DOCUMENT TEXT:

* * * * * * * * *

Let $\large{L=\displaystyle \int^{\pi}_{0} e^{2 \cos x} \cos (2 \sin x) dx}$

$\large{L=\Re \left(\displaystyle \int^{\pi}_{0} e^{2 \cos x}e^{2i \sin x} dx \right)}$

$\large{L=\Re \left(\displaystyle \int^{\pi}_{0} e^{2 (\cos x+i \sin x)} dx \right)}$

$\large{L=\Re \left(\displaystyle \int^{\pi}_{0} e^{2e^{ix}} dx \right)}$

$\large{L=\Re \left(\displaystyle \int^{\pi}_{0}\displaystyle \sum_{k=0}^{\infty} \frac{(2e^{ix})^{k}}{k!}dx \right)}$

$\large{L=\displaystyle \int^{\pi}_{0}\displaystyle \sum_{k=0}^{\infty} \frac{2^{k} \cos (kx)}{k!}dx}$

Notice that $\large{\displaystyle \int^{\pi}_{0} \cos (kx) dx=0 \quad \quad \forall k \geq 1 \\ \text{k is an integer}}$

Thus only $k=0$ case is considered and hence $L=\pi$

On combining we have

$\large{ \frac{\pi}{2} \left(I_{0}(2)-1 \right)}$

$\large{ \frac{\pi}{2} \left(J_{0}(2i)-1 \right)}$

- 5 years, 7 months ago

Problem 36:

Evaluate $\displaystyle \int _{ 0 }^{ \infty }{ \dfrac { \sin x }{ { e }^{ x }-1 } \, dx } .$

###### This problem has been solved by Deep Seth.

* * * * * * * * *

GIVEN TASK A: In the integral text, who is credited with solving Problem 36?
GIVEN TASK B: Rewrite the integral text between "On combining we" and "by Deep Seth.", inclusive, with "Evaluate" changed to "Compute".

DATA ROWS:
* * * * * * * * *

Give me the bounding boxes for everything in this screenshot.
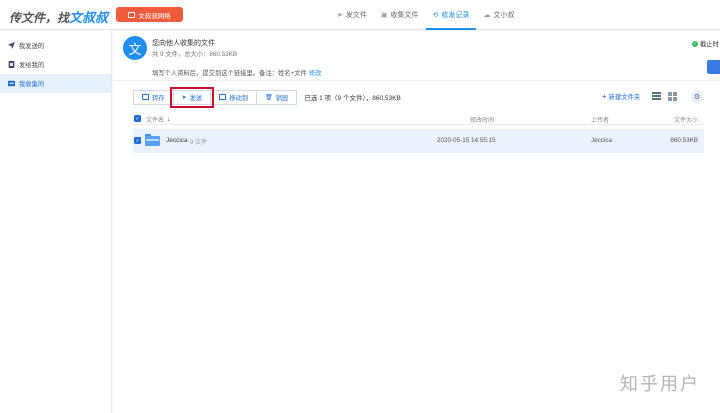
folder-icon — [145, 134, 160, 146]
wenshu-grid-label: 文叔叔网格 — [138, 12, 171, 20]
avatar: 文 — [123, 36, 147, 60]
tab-label: 发文件 — [345, 12, 367, 19]
sidebar-item-collected[interactable]: 我收集的 — [0, 74, 111, 93]
cloud-icon: ☁ — [483, 12, 491, 19]
toolbar: 转存 ➤ 发送 移动到 🗑 销毁 已选 1 项（9 个文件），860.53KB — [133, 86, 401, 108]
collection-note: 填写个人资料后，提交到这个链接里。备注：姓名+文件 修改 — [152, 68, 321, 77]
destroy-label: 销毁 — [275, 94, 289, 102]
row-modified: 2020-05-15 14:55:15 — [437, 137, 496, 144]
side-panel-toggle[interactable] — [707, 60, 720, 74]
edit-link[interactable]: 修改 — [309, 70, 322, 77]
new-folder-label: 新建文件夹 — [608, 94, 641, 101]
note-text: 填写个人资料后，提交到这个链接里。备注：姓名+文件 — [152, 70, 307, 77]
row-checkbox[interactable]: ✓ — [134, 137, 141, 144]
new-folder-button[interactable]: + 新建文件夹 — [602, 92, 640, 101]
send-button[interactable]: ➤ 发送 — [169, 86, 215, 108]
tab-wenxiaoshu[interactable]: ☁ 文小叔 — [476, 0, 521, 30]
column-uploader: 上传者 — [591, 118, 610, 124]
status-badge: ✓ 截止时 — [692, 39, 719, 48]
sidebar-item-label: 我发送的 — [19, 43, 45, 50]
collection-title: 您向他人收集的文件 — [152, 40, 215, 47]
logo-brand: 文叔叔 — [69, 10, 109, 25]
selection-summary: 已选 1 项（9 个文件），860.53KB — [304, 95, 401, 102]
column-modified: 修改时间 — [470, 118, 495, 124]
move-label: 移动到 — [229, 94, 249, 102]
sidebar-item-received[interactable]: 发给我的 — [0, 55, 111, 74]
move-button[interactable]: 移动到 — [210, 89, 258, 105]
inbox-icon: ▣ — [380, 12, 388, 19]
status-text: 截止时 — [700, 41, 719, 48]
send-icon — [8, 42, 15, 49]
row-uploader: Jeccica — [591, 137, 612, 144]
save-button[interactable]: 转存 — [133, 89, 174, 105]
sidebar-item-label: 我收集的 — [19, 81, 45, 88]
column-name[interactable]: 文件名 ↓ — [146, 115, 171, 124]
save-label: 转存 — [152, 94, 165, 102]
trash-icon: 🗑 — [265, 94, 273, 101]
tab-collect-file[interactable]: ▣ 收集文件 — [374, 0, 426, 30]
watermark: 知乎用户 — [620, 374, 700, 394]
grid-view-icon[interactable] — [668, 92, 677, 101]
row-size: 860.53KB — [670, 137, 698, 144]
sidebar: 我发送的 发给我的 我收集的 — [0, 31, 112, 413]
tab-label: 文小叔 — [493, 12, 515, 19]
wenshu-grid-button[interactable]: 文叔叔网格 — [116, 7, 183, 22]
top-bar: 传文件，找文叔叔 文叔叔网格 ➤ 发文件 ▣ 收集文件 ⟲ 收发记录 ☁ 文小叔 — [0, 0, 720, 30]
check-icon: ✓ — [692, 40, 698, 47]
tab-send-file[interactable]: ➤ 发文件 — [330, 0, 374, 30]
table-row[interactable]: ✓ Jeccica 9 文件 2020-05-15 14:55:15 Jecci… — [133, 129, 704, 153]
collect-icon — [8, 80, 15, 87]
column-name-label: 文件名 — [146, 118, 165, 124]
destroy-button[interactable]: 🗑 销毁 — [256, 89, 298, 105]
row-name: Jeccica — [166, 137, 188, 144]
sidebar-item-sent[interactable]: 我发送的 — [0, 36, 111, 55]
disk-icon — [128, 11, 136, 18]
column-size: 文件大小 — [673, 118, 698, 124]
send-icon: ➤ — [337, 12, 343, 19]
inbox-icon — [8, 61, 15, 68]
sidebar-item-label: 发给我的 — [19, 62, 45, 69]
logo-prefix: 传文件，找 — [9, 11, 70, 25]
gear-icon[interactable]: ⚙ — [691, 91, 703, 103]
list-view-icon[interactable] — [652, 92, 661, 100]
divider — [113, 80, 720, 81]
tab-records[interactable]: ⟲ 收发记录 — [425, 0, 477, 30]
main-panel: 文 您向他人收集的文件 共 9 文件，总大小：860.53KB 填写个人资料后，… — [113, 31, 720, 413]
send-label: 发送 — [189, 94, 203, 102]
sort-down-icon: ↓ — [167, 116, 171, 123]
select-all-checkbox[interactable]: ✓ — [134, 115, 141, 122]
save-icon — [142, 94, 149, 100]
move-icon — [219, 94, 227, 100]
tab-label: 收集文件 — [390, 12, 419, 19]
collection-meta: 共 9 文件，总大小：860.53KB — [152, 51, 238, 58]
row-file-count: 9 文件 — [190, 140, 208, 146]
send-icon: ➤ — [181, 94, 187, 101]
tab-label: 收发记录 — [441, 12, 470, 19]
main-nav: ➤ 发文件 ▣ 收集文件 ⟲ 收发记录 ☁ 文小叔 — [330, 0, 521, 30]
logo[interactable]: 传文件，找文叔叔 — [9, 7, 108, 26]
plus-icon: + — [602, 92, 607, 101]
record-icon: ⟲ — [432, 12, 439, 19]
table-header: ✓ 文件名 ↓ 修改时间 上传者 文件大小 — [133, 112, 704, 125]
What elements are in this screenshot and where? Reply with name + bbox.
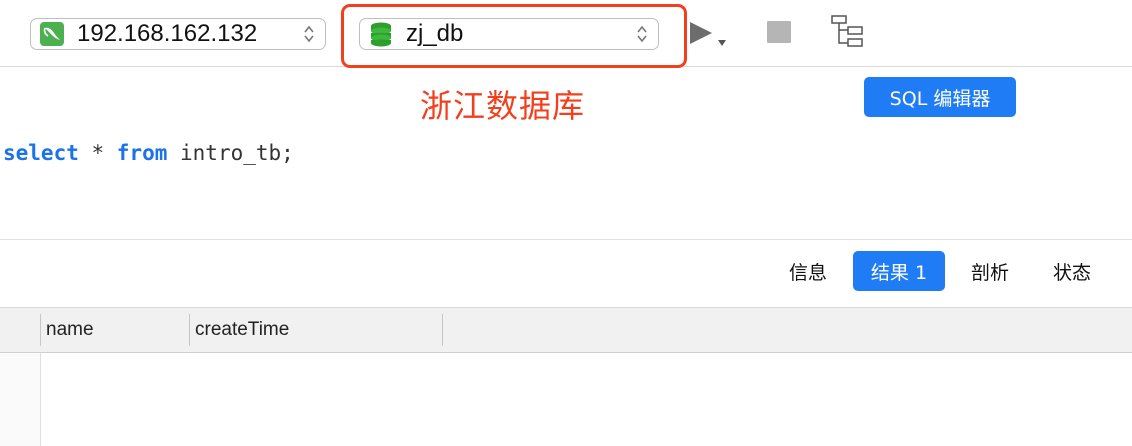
tab-status[interactable]: 状态 [1036,251,1108,291]
result-tabs: 信息 结果 1 剖析 状态 [0,240,1132,308]
column-separator[interactable] [40,314,41,346]
sql-editor[interactable]: select * from intro_tb; [0,137,1132,240]
connection-selector[interactable]: 192.168.162.132 [30,18,326,50]
keyword-from: from [116,141,168,165]
row-gutter [0,353,41,446]
sql-editor-button[interactable]: SQL 编辑器 [864,77,1016,117]
code-line: select * from intro_tb; [3,141,294,165]
explain-tree-icon[interactable] [830,14,868,52]
code-table: intro_tb; [167,141,294,165]
tab-info[interactable]: 信息 [772,251,844,291]
dolphin-icon [39,21,65,47]
column-header-name[interactable]: name [46,308,94,352]
column-header-createtime[interactable]: createTime [195,308,289,352]
column-separator[interactable] [189,314,190,346]
column-separator[interactable] [442,314,443,346]
code-star: * [78,141,117,165]
highlight-frame [341,4,687,68]
connection-value: 192.168.162.132 [77,20,258,47]
stop-icon[interactable] [767,21,791,43]
play-icon[interactable] [688,20,730,50]
result-grid-body [0,353,1132,446]
keyword-select: select [3,141,79,165]
tab-profile[interactable]: 剖析 [955,251,1025,291]
toolbar: 192.168.162.132 zj_db [0,0,1132,68]
annotation-label: 浙江数据库 [420,87,586,125]
tab-result-1[interactable]: 结果 1 [853,251,945,291]
annotation-area: 浙江数据库 SQL 编辑器 [0,67,1132,137]
grid-header: name createTime [0,308,1132,353]
updown-chevron-icon [304,25,314,43]
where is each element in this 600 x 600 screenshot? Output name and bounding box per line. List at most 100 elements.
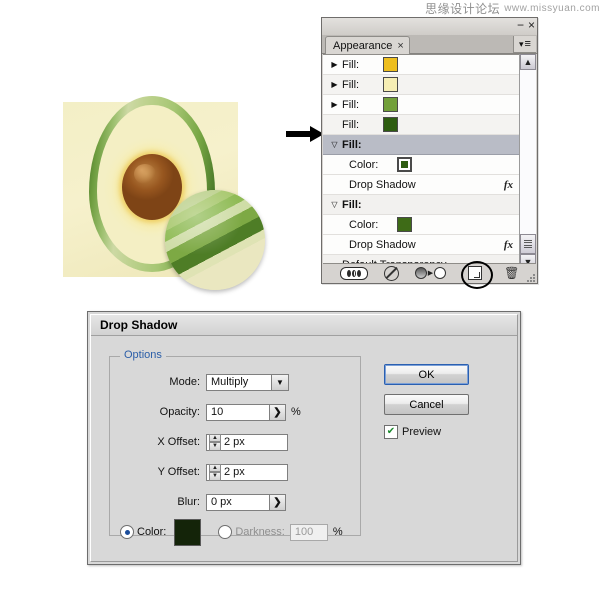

* * * * * * * * *

WORKED SOLUTION A: Deep Seth.

WORKED SOLUTION B:
On combining we have

$\large{ \frac{\pi}{2} \left(I_{0}(2)-1 \right)}$

$\large{ \frac{\pi}{2} \left(J_{0}(2i)-1 \right)}$

- 5 years, 7 months ago

Problem 36:

Compute $\displaystyle \int _{ 0 }^{ \infty }{ \dfrac { \sin x }{ { e }^{ x }-1 } \, dx } .$

###### This problem has been solved by Deep Seth.